◆ RAW RECORDS
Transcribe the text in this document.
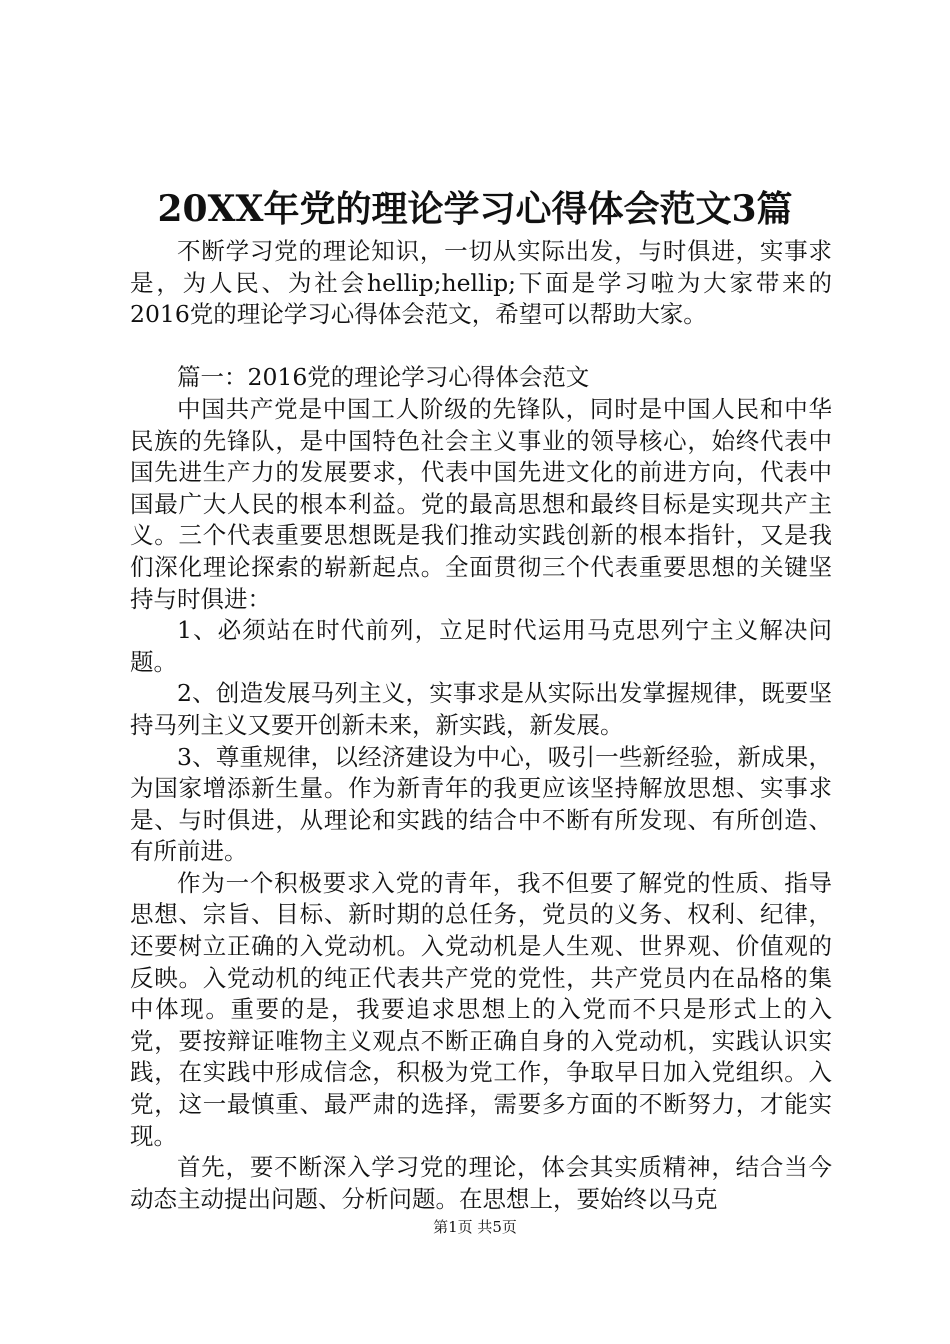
20XX年党的理论学习心得体会范文3篇

不断学习党的理论知识，一切从实际出发，与时俱进，实事求是，为人民、为社会hellip;hellip;下面是学习啦为大家带来的2016党的理论学习心得体会范文，希望可以帮助大家。

篇一：2016党的理论学习心得体会范文

中国共产党是中国工人阶级的先锋队，同时是中国人民和中华民族的先锋队，是中国特色社会主义事业的领导核心，始终代表中国先进生产力的发展要求，代表中国先进文化的前进方向，代表中国最广大人民的根本利益。党的最高思想和最终目标是实现共产主义。三个代表重要思想既是我们推动实践创新的根本指针，又是我们深化理论探索的崭新起点。全面贯彻三个代表重要思想的关键坚持与时俱进：

1、必须站在时代前列，立足时代运用马克思列宁主义解决问题。

2、创造发展马列主义，实事求是从实际出发掌握规律，既要坚持马列主义又要开创新未来，新实践，新发展。

3、尊重规律，以经济建设为中心，吸引一些新经验，新成果，为国家增添新生量。作为新青年的我更应该坚持解放思想、实事求是、与时俱进，从理论和实践的结合中不断有所发现、有所创造、有所前进。

作为一个积极要求入党的青年，我不但要了解党的性质、指导思想、宗旨、目标、新时期的总任务，党员的义务、权利、纪律，还要树立正确的入党动机。入党动机是人生观、世界观、价值观的反映。入党动机的纯正代表共产党的党性，共产党员内在品格的集中体现。重要的是，我要追求思想上的入党而不只是形式上的入党，要按辩证唯物主义观点不断正确自身的入党动机，实践认识实践，在实践中形成信念，积极为党工作，争取早日加入党组织。入党，这一最慎重、最严肃的选择，需要多方面的不断努力，才能实现。

首先，要不断深入学习党的理论，体会其实质精神，结合当今动态主动提出问题、分析问题。在思想上，要始终以马克

第1页 共5页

◆ THE REQUEST
Copy out the entries verbatim and leave the images out.

◆ RESULT FOR THIS TASK
Transcribe the text in this document.
20XX年党的理论学习心得体会范文3篇

不断学习党的理论知识，一切从实际出发，与时俱进，实事求是，为人民、为社会hellip;hellip;下面是学习啦为大家带来的2016党的理论学习心得体会范文，希望可以帮助大家。

篇一：2016党的理论学习心得体会范文

中国共产党是中国工人阶级的先锋队，同时是中国人民和中华民族的先锋队，是中国特色社会主义事业的领导核心，始终代表中国先进生产力的发展要求，代表中国先进文化的前进方向，代表中国最广大人民的根本利益。党的最高思想和最终目标是实现共产主义。三个代表重要思想既是我们推动实践创新的根本指针，又是我们深化理论探索的崭新起点。全面贯彻三个代表重要思想的关键坚持与时俱进：

1、必须站在时代前列，立足时代运用马克思列宁主义解决问题。

2、创造发展马列主义，实事求是从实际出发掌握规律，既要坚持马列主义又要开创新未来，新实践，新发展。

3、尊重规律，以经济建设为中心，吸引一些新经验，新成果，为国家增添新生量。作为新青年的我更应该坚持解放思想、实事求是、与时俱进，从理论和实践的结合中不断有所发现、有所创造、有所前进。

作为一个积极要求入党的青年，我不但要了解党的性质、指导思想、宗旨、目标、新时期的总任务，党员的义务、权利、纪律，还要树立正确的入党动机。入党动机是人生观、世界观、价值观的反映。入党动机的纯正代表共产党的党性，共产党员内在品格的集中体现。重要的是，我要追求思想上的入党而不只是形式上的入党，要按辩证唯物主义观点不断正确自身的入党动机，实践认识实践，在实践中形成信念，积极为党工作，争取早日加入党组织。入党，这一最慎重、最严肃的选择，需要多方面的不断努力，才能实现。

首先，要不断深入学习党的理论，体会其实质精神，结合当今动态主动提出问题、分析问题。在思想上，要始终以马克

第1页 共5页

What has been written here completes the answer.